-- What the task requires --
Your task is to transcribe the data in full.

-- Working data --
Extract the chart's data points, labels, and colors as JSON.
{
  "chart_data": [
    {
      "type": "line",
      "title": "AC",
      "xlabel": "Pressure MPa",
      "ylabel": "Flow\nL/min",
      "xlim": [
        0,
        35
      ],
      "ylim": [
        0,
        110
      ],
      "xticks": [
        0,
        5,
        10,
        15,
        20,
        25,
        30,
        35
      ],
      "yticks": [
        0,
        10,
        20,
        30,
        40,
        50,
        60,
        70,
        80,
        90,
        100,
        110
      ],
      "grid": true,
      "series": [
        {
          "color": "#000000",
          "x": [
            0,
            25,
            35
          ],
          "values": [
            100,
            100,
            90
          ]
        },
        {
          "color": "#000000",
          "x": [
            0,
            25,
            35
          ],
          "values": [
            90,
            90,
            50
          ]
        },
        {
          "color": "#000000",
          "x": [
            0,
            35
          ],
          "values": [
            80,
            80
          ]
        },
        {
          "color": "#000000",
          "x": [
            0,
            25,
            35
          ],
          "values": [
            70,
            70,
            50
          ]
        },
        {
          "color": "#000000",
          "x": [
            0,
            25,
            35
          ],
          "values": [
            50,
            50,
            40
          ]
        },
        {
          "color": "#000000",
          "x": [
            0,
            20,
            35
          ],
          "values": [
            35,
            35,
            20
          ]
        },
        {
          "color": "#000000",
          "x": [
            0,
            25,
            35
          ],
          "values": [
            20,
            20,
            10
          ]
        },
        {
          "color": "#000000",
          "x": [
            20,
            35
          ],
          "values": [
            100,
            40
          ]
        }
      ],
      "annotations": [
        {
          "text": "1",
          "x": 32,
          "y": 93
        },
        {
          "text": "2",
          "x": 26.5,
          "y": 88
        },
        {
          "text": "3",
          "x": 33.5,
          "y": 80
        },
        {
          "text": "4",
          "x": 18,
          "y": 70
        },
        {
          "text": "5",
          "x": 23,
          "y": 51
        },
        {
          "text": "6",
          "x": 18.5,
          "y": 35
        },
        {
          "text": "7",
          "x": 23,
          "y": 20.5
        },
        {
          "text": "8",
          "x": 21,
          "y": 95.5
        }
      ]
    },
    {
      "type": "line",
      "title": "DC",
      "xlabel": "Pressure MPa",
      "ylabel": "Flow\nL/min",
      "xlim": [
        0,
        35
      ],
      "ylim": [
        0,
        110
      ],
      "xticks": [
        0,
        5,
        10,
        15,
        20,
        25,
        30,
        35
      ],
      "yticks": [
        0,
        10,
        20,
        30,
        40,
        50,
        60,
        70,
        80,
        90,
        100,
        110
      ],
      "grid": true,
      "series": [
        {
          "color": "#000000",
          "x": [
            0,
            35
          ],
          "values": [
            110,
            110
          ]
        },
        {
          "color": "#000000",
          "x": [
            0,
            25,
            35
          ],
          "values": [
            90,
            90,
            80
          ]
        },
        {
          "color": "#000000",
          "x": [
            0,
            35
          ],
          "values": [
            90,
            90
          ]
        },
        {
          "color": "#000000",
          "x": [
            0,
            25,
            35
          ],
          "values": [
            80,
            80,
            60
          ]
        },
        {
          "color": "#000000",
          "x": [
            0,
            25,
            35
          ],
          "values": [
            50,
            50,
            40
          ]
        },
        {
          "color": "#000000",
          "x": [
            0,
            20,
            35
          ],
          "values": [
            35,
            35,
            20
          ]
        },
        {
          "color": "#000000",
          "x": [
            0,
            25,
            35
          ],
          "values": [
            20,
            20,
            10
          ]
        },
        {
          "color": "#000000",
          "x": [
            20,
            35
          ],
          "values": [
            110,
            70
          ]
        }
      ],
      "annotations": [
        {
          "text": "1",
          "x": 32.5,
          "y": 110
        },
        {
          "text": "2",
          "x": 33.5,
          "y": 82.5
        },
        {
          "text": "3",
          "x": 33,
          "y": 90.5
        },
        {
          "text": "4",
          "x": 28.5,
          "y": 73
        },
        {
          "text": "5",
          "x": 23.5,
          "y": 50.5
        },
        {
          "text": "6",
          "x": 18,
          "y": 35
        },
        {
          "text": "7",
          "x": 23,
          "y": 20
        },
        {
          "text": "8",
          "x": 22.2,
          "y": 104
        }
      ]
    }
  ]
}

-- Reply --
Extract the chart's data points, labels, and colors as JSON.
{
  "chart_data": [
    {
      "type": "line",
      "title": "AC",
      "xlabel": "Pressure MPa",
      "ylabel": "Flow\nL/min",
      "xlim": [
        0,
        35
      ],
      "ylim": [
        0,
        110
      ],
      "xticks": [
        0,
        5,
        10,
        15,
        20,
        25,
        30,
        35
      ],
      "yticks": [
        0,
        10,
        20,
        30,
        40,
        50,
        60,
        70,
        80,
        90,
        100,
        110
      ],
      "grid": true,
      "series": [
        {
          "color": "#000000",
          "x": [
            0,
            25,
            35
          ],
          "values": [
            100,
            100,
            90
          ]
        },
        {
          "color": "#000000",
          "x": [
            0,
            25,
            35
          ],
          "values": [
            90,
            90,
            50
          ]
        },
        {
          "color": "#000000",
          "x": [
            0,
            35
          ],
          "values": [
            80,
            80
          ]
        },
        {
          "color": "#000000",
          "x": [
            0,
            25,
            35
          ],
          "values": [
            70,
            70,
            50
          ]
        },
        {
          "color": "#000000",
          "x": [
            0,
            25,
            35
          ],
          "values": [
            50,
            50,
            40
          ]
        },
        {
          "color": "#000000",
          "x": [
            0,
            20,
            35
          ],
          "values": [
            35,
            35,
            20
          ]
        },
        {
          "color": "#000000",
          "x": [
            0,
            25,
            35
          ],
          "values": [
            20,
            20,
            10
          ]
        },
        {
          "color": "#000000",
          "x": [
            20,
            35
          ],
          "values": [
            100,
            40
          ]
        }
      ],
      "annotations": [
        {
          "text": "1",
          "x": 32,
          "y": 93
        },
        {
          "text": "2",
          "x": 26.5,
          "y": 88
        },
        {
          "text": "3",
          "x": 33.5,
          "y": 80
        },
        {
          "text": "4",
          "x": 18,
          "y": 70
        },
        {
          "text": "5",
          "x": 23,
          "y": 51
        },
        {
          "text": "6",
          "x": 18.5,
          "y": 35
        },
        {
          "text": "7",
          "x": 23,
          "y": 20.5
        },
        {
          "text": "8",
          "x": 21,
          "y": 95.5
        }
      ]
    },
    {
      "type": "line",
      "title": "DC",
      "xlabel": "Pressure MPa",
      "ylabel": "Flow\nL/min",
      "xlim": [
        0,
        35
      ],
      "ylim": [
        0,
        110
      ],
      "xticks": [
        0,
        5,
        10,
        15,
        20,
        25,
        30,
        35
      ],
      "yticks": [
        0,
        10,
        20,
        30,
        40,
        50,
        60,
        70,
        80,
        90,
        100,
        110
      ],
      "grid": true,
      "series": [
        {
          "color": "#000000",
          "x": [
            0,
            35
          ],
          "values": [
            110,
            110
          ]
        },
        {
          "color": "#000000",
          "x": [
            0,
            25,
            35
          ],
          "values": [
            90,
            90,
            80
          ]
        },
        {
          "color": "#000000",
          "x": [
            0,
            35
          ],
          "values": [
            90,
            90
          ]
        },
        {
          "color": "#000000",
          "x": [
            0,
            25,
            35
          ],
          "values": [
            80,
            80,
            60
          ]
        },
        {
          "color": "#000000",
          "x": [
            0,
            25,
            35
          ],
          "values": [
            50,
            50,
            40
          ]
        },
        {
          "color": "#000000",
          "x": [
            0,
            20,
            35
          ],
          "values": [
            35,
            35,
            20
          ]
        },
        {
          "color": "#000000",
          "x": [
            0,
            25,
            35
          ],
          "values": [
            20,
            20,
            10
          ]
        },
        {
          "color": "#000000",
          "x": [
            20,
            35
          ],
          "values": [
            110,
            70
          ]
        }
      ],
      "annotations": [
        {
          "text": "1",
          "x": 32.5,
          "y": 110
        },
        {
          "text": "2",
          "x": 33.5,
          "y": 82.5
        },
        {
          "text": "3",
          "x": 33,
          "y": 90.5
        },
        {
          "text": "4",
          "x": 28.5,
          "y": 73
        },
        {
          "text": "5",
          "x": 23.5,
          "y": 50.5
        },
        {
          "text": "6",
          "x": 18,
          "y": 35
        },
        {
          "text": "7",
          "x": 23,
          "y": 20
        },
        {
          "text": "8",
          "x": 22.2,
          "y": 104
        }
      ]
    }
  ]
}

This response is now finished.